GIVEN REQUEST
Collect each line containing "ylabel".

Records

....................

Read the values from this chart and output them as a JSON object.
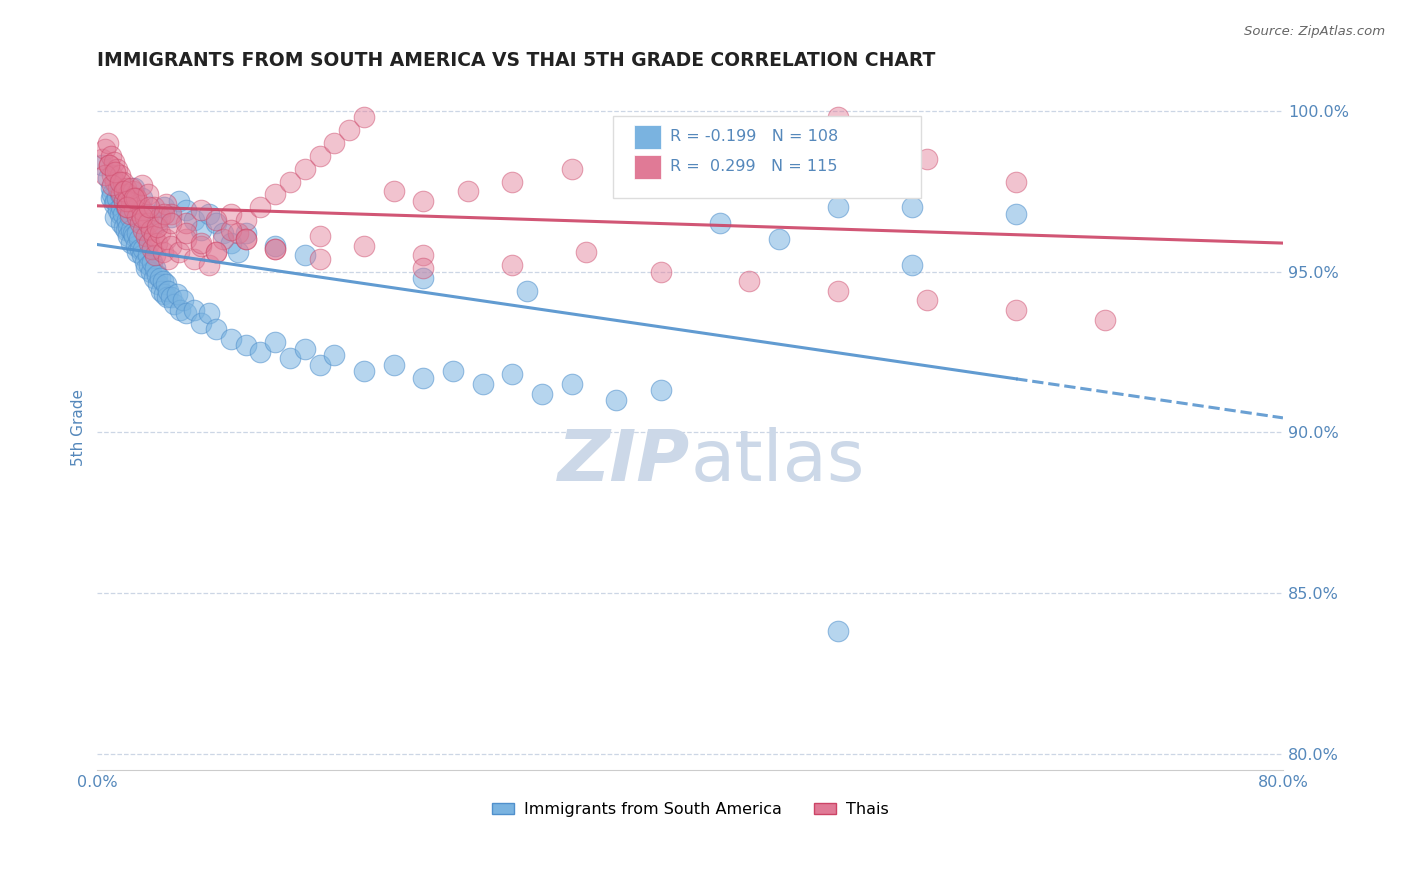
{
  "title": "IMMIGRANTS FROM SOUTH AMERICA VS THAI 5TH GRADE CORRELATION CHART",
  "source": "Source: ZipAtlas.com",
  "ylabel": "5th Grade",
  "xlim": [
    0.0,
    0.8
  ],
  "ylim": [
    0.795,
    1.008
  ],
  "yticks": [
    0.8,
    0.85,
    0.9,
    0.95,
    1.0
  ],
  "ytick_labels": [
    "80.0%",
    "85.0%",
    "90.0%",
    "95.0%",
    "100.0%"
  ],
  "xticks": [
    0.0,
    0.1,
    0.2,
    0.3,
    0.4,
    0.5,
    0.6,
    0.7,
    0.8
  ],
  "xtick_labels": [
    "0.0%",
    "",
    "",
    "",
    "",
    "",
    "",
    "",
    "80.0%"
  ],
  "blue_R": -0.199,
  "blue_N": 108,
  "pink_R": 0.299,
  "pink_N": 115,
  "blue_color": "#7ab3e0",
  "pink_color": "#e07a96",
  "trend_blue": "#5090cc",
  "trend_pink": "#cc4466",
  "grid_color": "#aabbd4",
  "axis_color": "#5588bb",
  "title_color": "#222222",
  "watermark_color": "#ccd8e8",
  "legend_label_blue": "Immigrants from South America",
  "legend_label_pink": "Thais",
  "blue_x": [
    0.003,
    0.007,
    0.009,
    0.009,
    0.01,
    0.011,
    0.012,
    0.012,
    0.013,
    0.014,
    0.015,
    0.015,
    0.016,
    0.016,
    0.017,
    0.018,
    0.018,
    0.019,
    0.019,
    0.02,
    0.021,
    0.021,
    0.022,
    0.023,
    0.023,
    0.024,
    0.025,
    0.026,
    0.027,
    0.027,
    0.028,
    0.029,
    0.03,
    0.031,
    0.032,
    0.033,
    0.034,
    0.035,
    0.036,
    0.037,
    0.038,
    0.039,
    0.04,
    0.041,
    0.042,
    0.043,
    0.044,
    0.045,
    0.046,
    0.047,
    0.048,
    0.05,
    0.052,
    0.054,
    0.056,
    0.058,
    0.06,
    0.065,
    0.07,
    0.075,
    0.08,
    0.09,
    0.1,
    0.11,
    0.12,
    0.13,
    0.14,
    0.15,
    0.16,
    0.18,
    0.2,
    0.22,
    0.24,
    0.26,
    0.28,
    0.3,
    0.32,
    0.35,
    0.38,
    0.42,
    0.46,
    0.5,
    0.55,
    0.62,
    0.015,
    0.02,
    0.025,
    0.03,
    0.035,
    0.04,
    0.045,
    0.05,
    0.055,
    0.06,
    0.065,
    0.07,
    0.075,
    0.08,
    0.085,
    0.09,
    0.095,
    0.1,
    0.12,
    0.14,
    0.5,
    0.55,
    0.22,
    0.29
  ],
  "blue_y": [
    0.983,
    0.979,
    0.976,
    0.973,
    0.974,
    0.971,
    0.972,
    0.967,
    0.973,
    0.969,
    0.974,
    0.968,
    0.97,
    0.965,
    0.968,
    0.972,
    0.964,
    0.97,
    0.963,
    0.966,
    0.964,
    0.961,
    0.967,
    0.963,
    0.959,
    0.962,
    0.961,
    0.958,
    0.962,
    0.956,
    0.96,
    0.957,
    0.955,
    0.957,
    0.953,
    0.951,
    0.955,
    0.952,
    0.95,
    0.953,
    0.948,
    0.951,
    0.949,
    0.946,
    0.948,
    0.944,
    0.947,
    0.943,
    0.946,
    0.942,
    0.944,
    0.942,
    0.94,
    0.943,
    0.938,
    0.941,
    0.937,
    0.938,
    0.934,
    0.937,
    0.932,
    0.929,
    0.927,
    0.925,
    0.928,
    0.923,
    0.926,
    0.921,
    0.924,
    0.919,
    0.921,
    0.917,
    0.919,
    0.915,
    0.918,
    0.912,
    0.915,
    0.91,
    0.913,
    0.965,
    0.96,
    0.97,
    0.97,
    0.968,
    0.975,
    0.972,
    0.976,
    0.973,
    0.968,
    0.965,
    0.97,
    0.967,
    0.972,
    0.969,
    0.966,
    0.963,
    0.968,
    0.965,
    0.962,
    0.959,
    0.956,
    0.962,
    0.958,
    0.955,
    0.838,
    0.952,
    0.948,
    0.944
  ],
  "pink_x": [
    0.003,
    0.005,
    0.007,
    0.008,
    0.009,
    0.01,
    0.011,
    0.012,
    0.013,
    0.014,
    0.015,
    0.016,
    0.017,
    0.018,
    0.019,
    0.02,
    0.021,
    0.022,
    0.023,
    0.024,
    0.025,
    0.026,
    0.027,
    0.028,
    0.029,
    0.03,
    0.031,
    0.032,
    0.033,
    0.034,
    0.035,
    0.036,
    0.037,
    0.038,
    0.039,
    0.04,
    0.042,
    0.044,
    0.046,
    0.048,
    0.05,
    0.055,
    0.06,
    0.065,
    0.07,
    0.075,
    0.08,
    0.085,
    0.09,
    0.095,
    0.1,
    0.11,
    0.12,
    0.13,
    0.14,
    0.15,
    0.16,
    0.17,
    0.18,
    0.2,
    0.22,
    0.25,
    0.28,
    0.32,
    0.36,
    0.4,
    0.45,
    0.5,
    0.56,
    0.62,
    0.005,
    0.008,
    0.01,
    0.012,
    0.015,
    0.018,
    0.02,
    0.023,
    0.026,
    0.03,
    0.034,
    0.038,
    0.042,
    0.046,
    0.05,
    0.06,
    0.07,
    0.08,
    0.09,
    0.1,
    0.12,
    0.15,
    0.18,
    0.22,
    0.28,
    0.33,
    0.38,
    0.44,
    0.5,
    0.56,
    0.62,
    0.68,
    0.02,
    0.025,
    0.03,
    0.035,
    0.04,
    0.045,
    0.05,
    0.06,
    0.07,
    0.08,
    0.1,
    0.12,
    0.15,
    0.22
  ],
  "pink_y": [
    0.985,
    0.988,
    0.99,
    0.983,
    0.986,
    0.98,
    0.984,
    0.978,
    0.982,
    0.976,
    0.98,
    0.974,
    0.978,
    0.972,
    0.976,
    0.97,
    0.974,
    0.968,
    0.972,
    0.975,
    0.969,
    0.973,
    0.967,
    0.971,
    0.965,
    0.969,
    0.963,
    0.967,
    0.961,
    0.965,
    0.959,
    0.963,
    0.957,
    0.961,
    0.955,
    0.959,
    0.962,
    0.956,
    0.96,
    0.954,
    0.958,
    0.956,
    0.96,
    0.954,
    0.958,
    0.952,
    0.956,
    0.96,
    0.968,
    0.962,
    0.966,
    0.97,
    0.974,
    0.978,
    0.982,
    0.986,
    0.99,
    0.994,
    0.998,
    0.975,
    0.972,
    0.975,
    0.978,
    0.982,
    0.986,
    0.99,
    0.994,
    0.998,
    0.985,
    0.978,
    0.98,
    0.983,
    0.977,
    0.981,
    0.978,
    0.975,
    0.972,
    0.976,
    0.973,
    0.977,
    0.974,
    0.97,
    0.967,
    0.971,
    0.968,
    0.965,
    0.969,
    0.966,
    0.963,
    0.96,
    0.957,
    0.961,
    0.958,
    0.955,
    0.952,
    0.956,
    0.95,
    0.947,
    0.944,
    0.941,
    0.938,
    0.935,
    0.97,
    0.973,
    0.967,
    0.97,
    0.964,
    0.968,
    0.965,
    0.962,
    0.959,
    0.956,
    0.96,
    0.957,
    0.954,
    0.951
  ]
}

....................

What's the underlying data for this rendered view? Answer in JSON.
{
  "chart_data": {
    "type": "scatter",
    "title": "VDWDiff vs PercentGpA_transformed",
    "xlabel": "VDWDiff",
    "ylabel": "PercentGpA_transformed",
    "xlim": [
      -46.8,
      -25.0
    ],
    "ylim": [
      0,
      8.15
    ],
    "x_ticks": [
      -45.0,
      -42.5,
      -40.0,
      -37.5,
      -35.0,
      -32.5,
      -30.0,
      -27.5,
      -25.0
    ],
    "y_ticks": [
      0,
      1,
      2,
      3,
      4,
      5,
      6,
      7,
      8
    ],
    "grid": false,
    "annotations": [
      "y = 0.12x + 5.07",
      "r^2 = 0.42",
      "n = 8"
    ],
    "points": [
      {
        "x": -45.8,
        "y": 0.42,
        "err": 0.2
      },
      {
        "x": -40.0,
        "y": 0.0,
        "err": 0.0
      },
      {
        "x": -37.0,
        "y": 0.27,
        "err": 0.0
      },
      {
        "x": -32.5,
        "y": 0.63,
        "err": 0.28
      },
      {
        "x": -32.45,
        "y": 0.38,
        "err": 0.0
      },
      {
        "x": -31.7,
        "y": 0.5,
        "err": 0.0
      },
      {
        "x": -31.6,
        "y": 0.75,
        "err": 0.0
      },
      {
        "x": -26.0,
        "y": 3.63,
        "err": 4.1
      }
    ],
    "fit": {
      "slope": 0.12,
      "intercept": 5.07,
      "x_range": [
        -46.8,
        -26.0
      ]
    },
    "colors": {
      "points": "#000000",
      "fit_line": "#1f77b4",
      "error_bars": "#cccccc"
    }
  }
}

....................

RESULT OF THIS EXERCISE
  "ylabel": "5th Grade",
    "ylabel": "PercentGpA_transformed",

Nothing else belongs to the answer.